[Stored records]

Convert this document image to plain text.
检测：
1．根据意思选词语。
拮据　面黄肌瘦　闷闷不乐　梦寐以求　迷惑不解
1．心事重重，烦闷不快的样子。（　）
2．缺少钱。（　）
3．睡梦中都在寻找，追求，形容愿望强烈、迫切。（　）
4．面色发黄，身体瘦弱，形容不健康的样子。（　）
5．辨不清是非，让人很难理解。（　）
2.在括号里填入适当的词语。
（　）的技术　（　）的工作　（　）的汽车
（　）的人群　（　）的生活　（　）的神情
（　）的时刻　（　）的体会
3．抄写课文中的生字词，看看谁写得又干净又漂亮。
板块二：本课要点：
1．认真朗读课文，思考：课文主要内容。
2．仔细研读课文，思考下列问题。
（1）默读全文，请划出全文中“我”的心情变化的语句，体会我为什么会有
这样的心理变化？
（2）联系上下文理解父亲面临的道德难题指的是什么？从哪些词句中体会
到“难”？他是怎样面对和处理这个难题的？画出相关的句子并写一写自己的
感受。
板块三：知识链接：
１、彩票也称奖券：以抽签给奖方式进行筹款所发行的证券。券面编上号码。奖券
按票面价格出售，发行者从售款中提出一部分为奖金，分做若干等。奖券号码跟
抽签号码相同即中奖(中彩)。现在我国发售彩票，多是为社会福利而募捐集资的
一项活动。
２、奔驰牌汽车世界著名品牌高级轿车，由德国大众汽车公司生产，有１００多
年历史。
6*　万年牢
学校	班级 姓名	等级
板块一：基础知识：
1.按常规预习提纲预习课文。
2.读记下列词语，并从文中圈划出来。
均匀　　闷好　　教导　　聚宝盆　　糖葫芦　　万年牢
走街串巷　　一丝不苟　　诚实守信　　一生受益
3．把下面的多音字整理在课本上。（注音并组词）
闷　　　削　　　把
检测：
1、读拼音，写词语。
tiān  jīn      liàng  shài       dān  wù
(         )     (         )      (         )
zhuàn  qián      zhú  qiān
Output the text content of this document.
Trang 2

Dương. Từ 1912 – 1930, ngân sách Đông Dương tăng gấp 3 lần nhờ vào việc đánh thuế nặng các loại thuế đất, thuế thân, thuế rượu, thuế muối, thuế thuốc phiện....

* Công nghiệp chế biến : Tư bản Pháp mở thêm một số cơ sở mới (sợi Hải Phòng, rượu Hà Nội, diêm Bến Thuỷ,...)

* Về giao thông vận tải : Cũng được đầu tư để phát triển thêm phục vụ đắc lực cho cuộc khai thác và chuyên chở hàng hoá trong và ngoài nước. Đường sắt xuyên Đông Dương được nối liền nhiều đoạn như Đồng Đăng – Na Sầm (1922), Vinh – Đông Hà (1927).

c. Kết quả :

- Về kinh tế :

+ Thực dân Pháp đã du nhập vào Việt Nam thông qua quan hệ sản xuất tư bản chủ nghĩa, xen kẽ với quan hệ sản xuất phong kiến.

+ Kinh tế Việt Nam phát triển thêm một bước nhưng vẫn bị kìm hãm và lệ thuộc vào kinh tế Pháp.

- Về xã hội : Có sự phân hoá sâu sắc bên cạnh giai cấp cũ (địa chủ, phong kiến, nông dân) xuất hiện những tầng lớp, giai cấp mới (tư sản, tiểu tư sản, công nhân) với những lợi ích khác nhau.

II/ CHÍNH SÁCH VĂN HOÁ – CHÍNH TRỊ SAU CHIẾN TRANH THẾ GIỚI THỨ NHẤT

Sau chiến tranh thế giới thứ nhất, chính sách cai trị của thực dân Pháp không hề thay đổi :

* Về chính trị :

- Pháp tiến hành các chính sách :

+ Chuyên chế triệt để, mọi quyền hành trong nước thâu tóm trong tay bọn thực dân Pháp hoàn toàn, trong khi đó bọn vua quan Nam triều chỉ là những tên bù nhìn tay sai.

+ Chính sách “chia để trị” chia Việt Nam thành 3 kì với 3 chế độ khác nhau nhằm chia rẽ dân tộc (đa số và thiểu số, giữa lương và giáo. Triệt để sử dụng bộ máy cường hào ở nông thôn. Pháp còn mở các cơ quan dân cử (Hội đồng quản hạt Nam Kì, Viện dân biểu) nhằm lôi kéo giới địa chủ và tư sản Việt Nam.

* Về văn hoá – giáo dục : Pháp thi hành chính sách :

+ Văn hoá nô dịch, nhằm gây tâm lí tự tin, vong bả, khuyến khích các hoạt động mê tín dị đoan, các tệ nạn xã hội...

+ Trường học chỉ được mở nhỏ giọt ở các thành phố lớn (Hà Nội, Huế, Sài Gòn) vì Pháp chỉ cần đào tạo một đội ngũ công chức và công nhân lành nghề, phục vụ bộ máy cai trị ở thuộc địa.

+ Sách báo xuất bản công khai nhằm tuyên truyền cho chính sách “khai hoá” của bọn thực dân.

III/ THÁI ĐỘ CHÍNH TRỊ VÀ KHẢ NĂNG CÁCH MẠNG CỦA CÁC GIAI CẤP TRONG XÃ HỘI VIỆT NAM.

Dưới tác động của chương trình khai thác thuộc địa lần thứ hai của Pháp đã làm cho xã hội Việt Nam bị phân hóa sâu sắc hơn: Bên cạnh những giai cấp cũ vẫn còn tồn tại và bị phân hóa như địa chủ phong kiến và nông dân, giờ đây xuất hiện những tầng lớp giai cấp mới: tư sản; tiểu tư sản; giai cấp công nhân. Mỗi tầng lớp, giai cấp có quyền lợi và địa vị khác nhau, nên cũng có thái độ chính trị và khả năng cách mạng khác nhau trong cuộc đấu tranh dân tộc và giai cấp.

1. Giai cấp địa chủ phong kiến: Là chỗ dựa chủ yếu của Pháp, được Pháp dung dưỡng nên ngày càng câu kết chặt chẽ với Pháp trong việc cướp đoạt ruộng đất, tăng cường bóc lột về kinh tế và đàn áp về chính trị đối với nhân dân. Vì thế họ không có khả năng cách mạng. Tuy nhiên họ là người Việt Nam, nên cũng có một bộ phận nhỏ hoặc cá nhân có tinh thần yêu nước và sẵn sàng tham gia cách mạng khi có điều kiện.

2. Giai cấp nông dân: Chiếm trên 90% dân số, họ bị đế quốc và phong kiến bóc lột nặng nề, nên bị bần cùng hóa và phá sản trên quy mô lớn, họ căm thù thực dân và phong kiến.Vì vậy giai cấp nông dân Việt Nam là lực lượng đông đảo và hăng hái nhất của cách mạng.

*EXERCISE BRIEF*. Count every line of the material above that holds the string "tầng", then state only the total.

*FINAL ANSWER*. 2